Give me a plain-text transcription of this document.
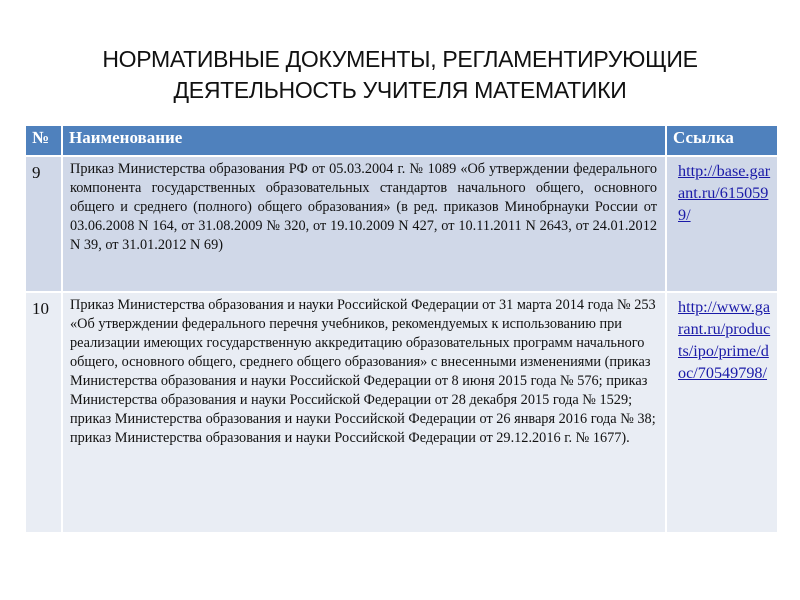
НОРМАТИВНЫЕ ДОКУМЕНТЫ, РЕГЛАМЕНТИРУЮЩИЕ
ДЕЯТЕЛЬНОСТЬ УЧИТЕЛЯ МАТЕМАТИКИ
№	Наименование	Ссылка
9	Приказ Министерства образования РФ от 05.03.2004 г. № 1089 «Об утверждении федерального компонента государственных образовательных стандартов начального общего, основного общего и среднего (полного) общего образования» (в ред. приказов Минобрнауки России от 03.06.2008 N 164, от 31.08.2009 № 320, от 19.10.2009 N 427, от 10.11.2011 N 2643, от 24.01.2012 N 39, от 31.01.2012 N 69)	http://base.garant.ru/6150599/
10	Приказ Министерства образования и науки Российской Федерации от 31 марта 2014 года № 253 «Об утверждении федерального перечня учебников, рекомендуемых к использованию при реализации имеющих государственную аккредитацию образовательных программ начального общего, основного общего, среднего общего образования» с внесенными изменениями (приказ Министерства образования и науки Российской Федерации от 8 июня 2015 года № 576; приказ Министерства образования и науки Российской Федерации от 28 декабря 2015 года № 1529; приказ Министерства образования и науки Российской Федерации от 26 января 2016 года № 38; приказ Министерства образования и науки Российской Федерации от 29.12.2016 г. № 1677).	http://www.garant.ru/products/ipo/prime/doc/70549798/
|---|
> [WORK TO DO]
Make an exact copy of all the material, but keep the pictures out of it.

> [TASK SOLUTION]
Give me a plain-text transcription of this document.
НОРМАТИВНЫЕ ДОКУМЕНТЫ, РЕГЛАМЕНТИРУЮЩИЕ
ДЕЯТЕЛЬНОСТЬ УЧИТЕЛЯ МАТЕМАТИКИ
№	Наименование	Ссылка
9	Приказ Министерства образования РФ от 05.03.2004 г. № 1089 «Об утверждении федерального компонента государственных образовательных стандартов начального общего, основного общего и среднего (полного) общего образования» (в ред. приказов Минобрнауки России от 03.06.2008 N 164, от 31.08.2009 № 320, от 19.10.2009 N 427, от 10.11.2011 N 2643, от 24.01.2012 N 39, от 31.01.2012 N 69)	http://base.garant.ru/6150599/
10	Приказ Министерства образования и науки Российской Федерации от 31 марта 2014 года № 253 «Об утверждении федерального перечня учебников, рекомендуемых к использованию при реализации имеющих государственную аккредитацию образовательных программ начального общего, основного общего, среднего общего образования» с внесенными изменениями (приказ Министерства образования и науки Российской Федерации от 8 июня 2015 года № 576; приказ Министерства образования и науки Российской Федерации от 28 декабря 2015 года № 1529; приказ Министерства образования и науки Российской Федерации от 26 января 2016 года № 38; приказ Министерства образования и науки Российской Федерации от 29.12.2016 г. № 1677).	http://www.garant.ru/products/ipo/prime/doc/70549798/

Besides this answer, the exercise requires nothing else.